**SELECTED EXTRACT**:

= = =

Re-capitalizing Public Sector banks in India

Re-capitalizing Public Sector banks in India
Re-capitalizing Public Sector banks in India

PerformanceGurus Staff

New Delhi

Waking up to the distressed situation of the state-run banks which are plagued with rising bad debts, the Government on Friday announced a slew of measure and for the first time brought in professional from private sectors to head three of these banks.

The revamp plan for the banks has been named ‘Indradhanush’. It also includes setting up of a Bank Board Bureau (BBB) for broad-level appointments and a performance-based monitoring mechanism. Announcing the revamps plan, , Finance Minister Arun Jaitley said that “even though challenging situation did exist, there is no cause for panic… Cause for panic or alarm does not exist.”

The government will also set up a Bank Investment Committee, which will act as a holding company for shares on behalf of the government.

= = =

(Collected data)

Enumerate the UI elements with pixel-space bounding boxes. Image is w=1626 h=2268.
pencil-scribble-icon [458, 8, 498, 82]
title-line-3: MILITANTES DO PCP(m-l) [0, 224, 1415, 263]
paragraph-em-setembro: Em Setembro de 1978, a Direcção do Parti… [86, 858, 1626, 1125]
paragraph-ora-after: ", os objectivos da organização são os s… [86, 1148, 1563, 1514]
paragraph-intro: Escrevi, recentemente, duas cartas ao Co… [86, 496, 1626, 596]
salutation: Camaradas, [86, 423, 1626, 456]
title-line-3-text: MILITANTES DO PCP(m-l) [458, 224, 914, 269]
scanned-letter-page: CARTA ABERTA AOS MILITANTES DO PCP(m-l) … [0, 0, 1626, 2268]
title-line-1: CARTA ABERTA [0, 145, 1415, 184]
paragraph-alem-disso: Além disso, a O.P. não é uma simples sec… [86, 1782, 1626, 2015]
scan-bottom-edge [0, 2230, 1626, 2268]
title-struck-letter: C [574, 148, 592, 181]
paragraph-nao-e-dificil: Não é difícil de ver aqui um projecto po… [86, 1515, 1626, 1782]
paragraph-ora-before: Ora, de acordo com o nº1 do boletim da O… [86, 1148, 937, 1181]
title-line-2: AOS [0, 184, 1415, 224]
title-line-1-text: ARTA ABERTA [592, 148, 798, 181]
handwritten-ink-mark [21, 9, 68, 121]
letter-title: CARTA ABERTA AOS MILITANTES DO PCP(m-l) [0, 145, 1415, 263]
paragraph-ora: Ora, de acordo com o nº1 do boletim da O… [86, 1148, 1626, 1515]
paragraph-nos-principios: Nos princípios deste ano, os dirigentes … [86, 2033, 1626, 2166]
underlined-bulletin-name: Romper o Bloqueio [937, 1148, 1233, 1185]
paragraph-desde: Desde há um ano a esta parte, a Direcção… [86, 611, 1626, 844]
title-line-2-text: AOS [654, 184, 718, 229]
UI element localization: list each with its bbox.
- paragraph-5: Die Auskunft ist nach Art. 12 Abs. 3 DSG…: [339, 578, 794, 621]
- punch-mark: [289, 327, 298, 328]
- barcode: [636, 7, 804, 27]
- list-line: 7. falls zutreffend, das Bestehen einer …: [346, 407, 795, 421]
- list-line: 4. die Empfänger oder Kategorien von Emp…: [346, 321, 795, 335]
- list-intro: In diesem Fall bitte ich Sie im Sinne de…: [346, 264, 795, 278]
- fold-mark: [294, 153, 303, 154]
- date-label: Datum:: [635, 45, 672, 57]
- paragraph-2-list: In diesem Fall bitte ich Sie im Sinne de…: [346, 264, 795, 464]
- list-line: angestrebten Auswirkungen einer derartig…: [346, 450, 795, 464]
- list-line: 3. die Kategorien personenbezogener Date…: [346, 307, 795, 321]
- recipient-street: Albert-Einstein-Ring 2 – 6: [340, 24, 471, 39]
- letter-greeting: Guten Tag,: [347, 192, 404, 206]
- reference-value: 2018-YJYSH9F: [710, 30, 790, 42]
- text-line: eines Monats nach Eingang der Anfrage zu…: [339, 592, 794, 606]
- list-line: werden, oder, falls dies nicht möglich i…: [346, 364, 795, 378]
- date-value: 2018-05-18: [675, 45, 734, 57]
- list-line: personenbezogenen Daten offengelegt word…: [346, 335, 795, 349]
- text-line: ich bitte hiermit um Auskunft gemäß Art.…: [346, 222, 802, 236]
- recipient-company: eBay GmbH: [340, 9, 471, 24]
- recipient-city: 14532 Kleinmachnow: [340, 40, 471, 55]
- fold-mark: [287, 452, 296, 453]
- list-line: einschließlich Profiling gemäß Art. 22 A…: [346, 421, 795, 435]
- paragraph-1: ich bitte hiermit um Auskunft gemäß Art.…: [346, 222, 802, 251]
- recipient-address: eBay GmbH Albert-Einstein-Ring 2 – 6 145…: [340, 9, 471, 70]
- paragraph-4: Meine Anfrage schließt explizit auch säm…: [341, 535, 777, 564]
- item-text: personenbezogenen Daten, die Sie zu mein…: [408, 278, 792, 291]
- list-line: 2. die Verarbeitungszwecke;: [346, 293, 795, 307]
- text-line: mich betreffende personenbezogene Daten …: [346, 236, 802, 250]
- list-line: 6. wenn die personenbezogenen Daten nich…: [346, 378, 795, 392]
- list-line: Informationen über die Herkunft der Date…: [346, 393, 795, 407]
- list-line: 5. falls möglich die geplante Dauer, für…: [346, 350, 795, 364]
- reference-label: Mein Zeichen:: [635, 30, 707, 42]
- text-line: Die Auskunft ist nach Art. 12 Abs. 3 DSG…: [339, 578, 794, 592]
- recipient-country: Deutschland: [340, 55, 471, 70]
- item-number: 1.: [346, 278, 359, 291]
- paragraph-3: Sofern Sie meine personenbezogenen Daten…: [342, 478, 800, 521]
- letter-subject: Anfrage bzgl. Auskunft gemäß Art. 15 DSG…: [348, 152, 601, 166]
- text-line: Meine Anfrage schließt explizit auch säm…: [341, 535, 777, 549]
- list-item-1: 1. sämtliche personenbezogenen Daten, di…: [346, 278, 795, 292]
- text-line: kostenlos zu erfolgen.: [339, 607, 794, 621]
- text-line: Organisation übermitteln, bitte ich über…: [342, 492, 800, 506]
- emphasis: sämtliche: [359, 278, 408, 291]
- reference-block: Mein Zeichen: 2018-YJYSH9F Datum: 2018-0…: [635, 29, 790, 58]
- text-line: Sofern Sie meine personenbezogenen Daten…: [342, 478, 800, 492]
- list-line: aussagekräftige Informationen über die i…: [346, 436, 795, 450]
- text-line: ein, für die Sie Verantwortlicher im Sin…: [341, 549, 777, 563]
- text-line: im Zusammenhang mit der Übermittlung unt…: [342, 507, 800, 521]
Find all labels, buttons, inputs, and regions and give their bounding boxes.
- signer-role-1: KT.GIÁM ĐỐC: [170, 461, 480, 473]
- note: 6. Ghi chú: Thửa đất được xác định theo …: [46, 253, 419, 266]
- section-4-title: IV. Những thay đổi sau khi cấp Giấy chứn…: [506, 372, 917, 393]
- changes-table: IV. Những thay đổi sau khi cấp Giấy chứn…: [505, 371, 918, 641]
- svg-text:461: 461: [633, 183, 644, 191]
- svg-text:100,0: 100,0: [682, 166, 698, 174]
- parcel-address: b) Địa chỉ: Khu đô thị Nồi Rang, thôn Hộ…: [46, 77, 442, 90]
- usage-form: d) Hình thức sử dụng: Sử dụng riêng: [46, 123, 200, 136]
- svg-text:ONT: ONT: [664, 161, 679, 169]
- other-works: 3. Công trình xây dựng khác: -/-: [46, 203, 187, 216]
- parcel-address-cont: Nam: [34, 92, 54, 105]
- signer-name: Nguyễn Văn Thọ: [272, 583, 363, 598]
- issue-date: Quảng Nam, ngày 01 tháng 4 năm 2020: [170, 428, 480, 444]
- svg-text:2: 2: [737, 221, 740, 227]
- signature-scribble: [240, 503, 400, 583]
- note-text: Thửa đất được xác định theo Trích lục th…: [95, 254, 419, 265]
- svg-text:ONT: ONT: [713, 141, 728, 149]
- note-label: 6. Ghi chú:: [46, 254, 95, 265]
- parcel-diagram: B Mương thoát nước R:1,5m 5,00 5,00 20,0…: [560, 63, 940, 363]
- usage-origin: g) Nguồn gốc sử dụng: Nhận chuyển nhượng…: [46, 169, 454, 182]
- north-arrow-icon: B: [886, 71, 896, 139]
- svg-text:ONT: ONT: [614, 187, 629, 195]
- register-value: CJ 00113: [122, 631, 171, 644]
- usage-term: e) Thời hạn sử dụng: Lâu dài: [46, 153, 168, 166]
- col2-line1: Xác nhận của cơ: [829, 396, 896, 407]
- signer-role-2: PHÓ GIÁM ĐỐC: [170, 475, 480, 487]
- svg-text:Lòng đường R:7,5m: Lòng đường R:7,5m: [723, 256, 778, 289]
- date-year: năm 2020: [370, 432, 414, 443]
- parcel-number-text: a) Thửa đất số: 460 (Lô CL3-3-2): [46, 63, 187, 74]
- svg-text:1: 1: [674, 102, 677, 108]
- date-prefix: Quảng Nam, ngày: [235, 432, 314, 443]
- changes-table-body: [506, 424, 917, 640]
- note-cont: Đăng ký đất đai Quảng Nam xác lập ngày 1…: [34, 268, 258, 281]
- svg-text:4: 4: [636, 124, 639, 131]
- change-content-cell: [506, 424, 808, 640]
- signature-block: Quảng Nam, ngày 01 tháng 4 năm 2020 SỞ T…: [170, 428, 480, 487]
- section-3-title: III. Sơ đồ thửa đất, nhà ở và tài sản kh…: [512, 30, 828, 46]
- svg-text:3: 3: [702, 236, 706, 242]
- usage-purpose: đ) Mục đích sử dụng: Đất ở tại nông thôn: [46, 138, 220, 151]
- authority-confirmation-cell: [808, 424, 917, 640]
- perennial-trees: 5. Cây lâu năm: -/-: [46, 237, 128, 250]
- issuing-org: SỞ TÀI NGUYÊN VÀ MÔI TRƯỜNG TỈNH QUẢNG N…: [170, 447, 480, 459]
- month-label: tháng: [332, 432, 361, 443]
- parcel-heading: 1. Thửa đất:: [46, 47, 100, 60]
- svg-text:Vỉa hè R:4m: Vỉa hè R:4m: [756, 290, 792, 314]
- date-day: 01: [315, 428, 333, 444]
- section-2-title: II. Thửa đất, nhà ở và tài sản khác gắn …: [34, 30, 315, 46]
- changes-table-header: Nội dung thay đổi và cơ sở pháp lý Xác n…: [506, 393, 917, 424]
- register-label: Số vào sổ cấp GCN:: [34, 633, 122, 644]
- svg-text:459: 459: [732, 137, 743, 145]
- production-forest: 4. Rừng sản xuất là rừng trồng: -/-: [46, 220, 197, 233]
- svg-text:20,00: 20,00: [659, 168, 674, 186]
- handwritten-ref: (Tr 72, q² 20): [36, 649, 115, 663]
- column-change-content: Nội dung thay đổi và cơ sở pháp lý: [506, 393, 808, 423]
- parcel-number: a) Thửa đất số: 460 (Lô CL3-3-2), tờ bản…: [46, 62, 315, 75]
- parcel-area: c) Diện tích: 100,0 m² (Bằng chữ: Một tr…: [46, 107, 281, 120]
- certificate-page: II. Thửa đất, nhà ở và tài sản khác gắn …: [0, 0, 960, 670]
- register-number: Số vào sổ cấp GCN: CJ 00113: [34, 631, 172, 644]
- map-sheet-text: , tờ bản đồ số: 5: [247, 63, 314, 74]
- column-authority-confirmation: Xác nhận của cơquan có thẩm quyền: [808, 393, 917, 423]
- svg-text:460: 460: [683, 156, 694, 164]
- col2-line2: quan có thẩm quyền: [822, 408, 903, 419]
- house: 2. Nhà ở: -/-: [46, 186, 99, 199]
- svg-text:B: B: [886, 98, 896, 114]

= = =

**GOALS**:
(1) According to the article on re-capitalizing India's public sector banks, what prompted the government to announce its slew of measures? Answer in one to three sentences.
(2) Reproduce the stretch of the collected data entries from their start through the line that contains "paragraph-intro: Escrevi, recentemente, duas".

**SOLUTIONS**:
(1) The government acted because the state-run banks were in a distressed situation, plagued with rising bad debts.

(2)
Enumerate the UI elements with pixel-space bounding boxes. Image is w=1626 h=2268.
pencil-scribble-icon [458, 8, 498, 82]
title-line-3: MILITANTES DO PCP(m-l) [0, 224, 1415, 263]
paragraph-em-setembro: Em Setembro de 1978, a Direcção do Parti… [86, 858, 1626, 1125]
paragraph-ora-after: ", os objectivos da organização são os s… [86, 1148, 1563, 1514]
paragraph-intro: Escrevi, recentemente, duas cartas ao Co… [86, 496, 1626, 596]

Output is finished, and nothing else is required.